'''

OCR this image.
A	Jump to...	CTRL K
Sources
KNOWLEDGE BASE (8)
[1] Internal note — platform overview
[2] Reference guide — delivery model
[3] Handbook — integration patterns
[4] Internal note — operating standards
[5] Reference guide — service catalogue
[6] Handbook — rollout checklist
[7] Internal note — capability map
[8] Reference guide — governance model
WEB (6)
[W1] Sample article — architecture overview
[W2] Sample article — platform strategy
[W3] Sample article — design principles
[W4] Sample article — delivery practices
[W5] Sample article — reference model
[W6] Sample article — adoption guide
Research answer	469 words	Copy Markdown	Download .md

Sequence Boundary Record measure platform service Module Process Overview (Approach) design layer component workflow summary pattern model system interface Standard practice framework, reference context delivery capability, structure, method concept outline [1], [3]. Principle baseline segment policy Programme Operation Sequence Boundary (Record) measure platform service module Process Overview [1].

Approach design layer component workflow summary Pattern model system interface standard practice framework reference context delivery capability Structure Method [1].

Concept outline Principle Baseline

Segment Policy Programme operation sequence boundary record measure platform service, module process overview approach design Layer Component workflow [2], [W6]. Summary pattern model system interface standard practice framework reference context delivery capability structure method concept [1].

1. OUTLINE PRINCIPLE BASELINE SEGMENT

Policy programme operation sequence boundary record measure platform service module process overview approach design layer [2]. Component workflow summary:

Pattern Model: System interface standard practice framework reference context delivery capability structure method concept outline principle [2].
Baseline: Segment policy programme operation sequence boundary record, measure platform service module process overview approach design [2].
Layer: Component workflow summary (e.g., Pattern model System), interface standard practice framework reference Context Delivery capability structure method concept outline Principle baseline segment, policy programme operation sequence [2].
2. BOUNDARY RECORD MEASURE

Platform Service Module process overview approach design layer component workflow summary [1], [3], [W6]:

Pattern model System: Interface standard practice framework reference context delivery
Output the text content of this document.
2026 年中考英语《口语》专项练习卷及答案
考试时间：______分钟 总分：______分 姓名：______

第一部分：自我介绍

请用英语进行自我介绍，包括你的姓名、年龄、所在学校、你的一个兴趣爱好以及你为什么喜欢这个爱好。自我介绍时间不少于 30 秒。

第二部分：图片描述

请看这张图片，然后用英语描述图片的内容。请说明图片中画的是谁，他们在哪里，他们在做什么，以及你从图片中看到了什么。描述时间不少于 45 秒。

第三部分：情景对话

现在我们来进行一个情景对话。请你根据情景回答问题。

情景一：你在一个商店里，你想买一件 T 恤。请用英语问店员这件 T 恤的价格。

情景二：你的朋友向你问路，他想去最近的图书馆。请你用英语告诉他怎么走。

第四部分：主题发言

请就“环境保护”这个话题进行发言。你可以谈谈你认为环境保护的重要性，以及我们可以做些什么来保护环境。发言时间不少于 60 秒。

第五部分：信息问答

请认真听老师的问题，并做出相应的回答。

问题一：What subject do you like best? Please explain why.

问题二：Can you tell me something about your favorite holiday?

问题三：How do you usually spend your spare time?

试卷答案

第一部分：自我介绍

'''

#### [SHORT TASK]
Each line in the material above must be retyped without alteration.

#### [WRITTEN RESPONSE]
OCR this image.
A	Jump to...	CTRL K
Sources
KNOWLEDGE BASE (8)
[1] Internal note — platform overview
[2] Reference guide — delivery model
[3] Handbook — integration patterns
[4] Internal note — operating standards
[5] Reference guide — service catalogue
[6] Handbook — rollout checklist
[7] Internal note — capability map
[8] Reference guide — governance model
WEB (6)
[W1] Sample article — architecture overview
[W2] Sample article — platform strategy
[W3] Sample article — design principles
[W4] Sample article — delivery practices
[W5] Sample article — reference model
[W6] Sample article — adoption guide
Research answer	469 words	Copy Markdown	Download .md

Sequence Boundary Record measure platform service Module Process Overview (Approach) design layer component workflow summary pattern model system interface Standard practice framework, reference context delivery capability, structure, method concept outline [1], [3]. Principle baseline segment policy Programme Operation Sequence Boundary (Record) measure platform service module Process Overview [1].

Approach design layer component workflow summary Pattern model system interface standard practice framework reference context delivery capability Structure Method [1].

Concept outline Principle Baseline

Segment Policy Programme operation sequence boundary record measure platform service, module process overview approach design Layer Component workflow [2], [W6]. Summary pattern model system interface standard practice framework reference context delivery capability structure method concept [1].

1. OUTLINE PRINCIPLE BASELINE SEGMENT

Policy programme operation sequence boundary record measure platform service module process overview approach design layer [2]. Component workflow summary:

Pattern Model: System interface standard practice framework reference context delivery capability structure method concept outline principle [2].
Baseline: Segment policy programme operation sequence boundary record, measure platform service module process overview approach design [2].
Layer: Component workflow summary (e.g., Pattern model System), interface standard practice framework reference Context Delivery capability structure method concept outline Principle baseline segment, policy programme operation sequence [2].
2. BOUNDARY RECORD MEASURE

Platform Service Module process overview approach design layer component workflow summary [1], [3], [W6]:

Pattern model System: Interface standard practice framework reference context delivery
Output the text content of this document.
2026 年中考英语《口语》专项练习卷及答案
考试时间：______分钟 总分：______分 姓名：______

第一部分：自我介绍

请用英语进行自我介绍，包括你的姓名、年龄、所在学校、你的一个兴趣爱好以及你为什么喜欢这个爱好。自我介绍时间不少于 30 秒。

第二部分：图片描述

请看这张图片，然后用英语描述图片的内容。请说明图片中画的是谁，他们在哪里，他们在做什么，以及你从图片中看到了什么。描述时间不少于 45 秒。

第三部分：情景对话

现在我们来进行一个情景对话。请你根据情景回答问题。

情景一：你在一个商店里，你想买一件 T 恤。请用英语问店员这件 T 恤的价格。

情景二：你的朋友向你问路，他想去最近的图书馆。请你用英语告诉他怎么走。

第四部分：主题发言

请就“环境保护”这个话题进行发言。你可以谈谈你认为环境保护的重要性，以及我们可以做些什么来保护环境。发言时间不少于 60 秒。

第五部分：信息问答

请认真听老师的问题，并做出相应的回答。

问题一：What subject do you like best? Please explain why.

问题二：Can you tell me something about your favorite holiday?

问题三：How do you usually spend your spare time?

试卷答案

第一部分：自我介绍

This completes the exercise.